What you have to do
List every assay in which the Brinsupri safety text below reports brensocatib as negative for genotoxicity.

Passage to read
== Segment start ==

Less Common Adverse Reactions
Liver Function Test Elevations
In ASPEN, there was an increase from baseline in average ALT, AST, and alkaline phosphatase levels at all time points from Week 4 through Week 56 in both BRINSUPRI 10 mg and 25 mg arms compared to placebo. The incidence of ALT >3X upper limit of normal (ULN) was 0%, 1.2%, and 0.9%, in patients treated with placebo and BRINSUPRI 10 mg and 25 mg, respectively. The incidence of AST >3X ULN was 0.2%, 0.3%, and 0.5% in patients treated with placebo and BRINSUPRI 10 mg and 25 mg, respectively. The incidence of alkaline phosphatase >1.5X ULN was 2.5%, 4.1%, and 4.0% in patients treated with placebo and BRINSUPRI 10 mg and 25 mg, respectively.
Skin Cancers
In ASPEN, the incidence of skin cancers among patients treated with BRINSUPRI 10 mg and 25 mg was 0.5% and 1.9%, respectively, compared to 1.1% in placebo- treated patients.
Alopecia
In ASPEN, the incidence of alopecia among patients treated with BRINSUPRI 10 mg and 25 mg was 1.5% and 1.6%, respectively, compared to 0.4% in placebo-treated patients.
Drug Interactions for Brinsupri
No information provided
Warnings for Brinsupri
Included as part of the PRECAUTIONS section.
Precautions for Brinsupri
Dermatologic Adverse Reactions
Treatment with BRINSUPRI is associated with an increase in dermatologic adverse reactions, including rash, dry skin, and hyperkeratosis [see Adverse Reactions (6.1)]. Monitor patients for development of new rashes or skin conditions and refer patients to a dermatologist for evaluation of new dermatologic findings.
Gingival and Periodontal Adverse Reactions
Treatment with BRINSUPRI is associated with an increase in gingival and periodontal adverse reactions [see Adverse Reactions (6.1)]. Refer patients to dental care services for regular dental checkups while taking BRINSUPRI. Advise patients to perform routine dental hygiene.
Live Attenuated Vaccines
The concomitant use of BRINSUPRI and live attenuated vaccines has not been evaluated. It is unknown whether administration of live attenuated vaccines during BRINSUPRI treatment will affect the safety or effectiveness of these vaccines. The use of live attenuated vaccines should be avoided in patients receiving BRINSUPRI.
NONCLINICAL TOXICOLOGY
Carcinogenesis, Mutagenesis, Impairment of Fertility
A two-year study in Han Wistar rats and a 6-month study in Tg.rasH2 transgenic mice were conducted to assess the carcinogenic potential of brensocatib. No evidence of tumorigenicity was observed in male or female rats at an exposure approximately 56 times the MRHD on an AUC basis. No evidence of tumorigenicity was observed in male and female Tg.rasH2 mice at oral doses up to 50 mg/kg/day, the highest dose tested.
Brensocatib was negative for genotoxicity in the following assays: in vitro bacterial reverse mutation (Ames) assay, in vitro mouse lymphoma mutation assay, and in vivo micronucleus assay in rats.
Oral administration of brensocatib to male and female rats at up to 50 and 100 mg/kg/day, respectively, had no adverse effects on fertility and reproductive performance indices (150 and 231 times the MRHD on an AUC basis, respectively).

== Segment end ==

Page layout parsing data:
== Segment start ==

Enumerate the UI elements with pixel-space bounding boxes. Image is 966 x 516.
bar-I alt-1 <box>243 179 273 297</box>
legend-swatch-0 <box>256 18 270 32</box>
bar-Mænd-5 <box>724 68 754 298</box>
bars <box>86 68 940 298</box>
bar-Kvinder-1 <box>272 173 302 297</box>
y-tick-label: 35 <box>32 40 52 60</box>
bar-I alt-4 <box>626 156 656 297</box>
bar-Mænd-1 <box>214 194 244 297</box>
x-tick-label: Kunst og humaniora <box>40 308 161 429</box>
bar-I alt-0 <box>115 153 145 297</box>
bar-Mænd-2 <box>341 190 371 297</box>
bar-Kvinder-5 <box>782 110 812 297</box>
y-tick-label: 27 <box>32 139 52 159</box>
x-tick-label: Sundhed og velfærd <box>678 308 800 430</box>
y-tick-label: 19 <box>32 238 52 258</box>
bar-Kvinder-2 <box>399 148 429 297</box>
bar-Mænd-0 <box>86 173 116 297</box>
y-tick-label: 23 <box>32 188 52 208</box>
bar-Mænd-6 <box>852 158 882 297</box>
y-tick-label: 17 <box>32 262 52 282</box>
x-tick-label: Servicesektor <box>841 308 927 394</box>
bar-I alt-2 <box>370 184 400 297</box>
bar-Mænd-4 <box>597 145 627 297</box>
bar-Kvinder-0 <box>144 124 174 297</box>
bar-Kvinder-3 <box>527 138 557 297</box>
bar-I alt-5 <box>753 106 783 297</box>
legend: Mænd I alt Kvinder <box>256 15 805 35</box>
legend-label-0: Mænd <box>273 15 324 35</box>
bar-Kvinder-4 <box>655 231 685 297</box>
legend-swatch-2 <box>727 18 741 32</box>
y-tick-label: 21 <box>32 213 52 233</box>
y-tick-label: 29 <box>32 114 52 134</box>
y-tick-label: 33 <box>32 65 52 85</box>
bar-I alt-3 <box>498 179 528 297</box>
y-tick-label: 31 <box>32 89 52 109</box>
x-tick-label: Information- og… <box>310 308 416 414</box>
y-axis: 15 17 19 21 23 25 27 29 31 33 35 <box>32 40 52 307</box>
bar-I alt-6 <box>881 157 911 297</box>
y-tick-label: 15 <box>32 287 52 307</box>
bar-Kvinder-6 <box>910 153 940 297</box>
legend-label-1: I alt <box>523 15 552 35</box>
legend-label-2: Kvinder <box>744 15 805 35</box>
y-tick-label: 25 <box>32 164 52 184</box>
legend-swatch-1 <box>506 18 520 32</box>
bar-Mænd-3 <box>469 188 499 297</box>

== Segment end ==

Reply
- In vitro bacterial reverse mutation (Ames) assay
- In vitro mouse lymphoma mutation assay
- In vivo micronucleus assay in rats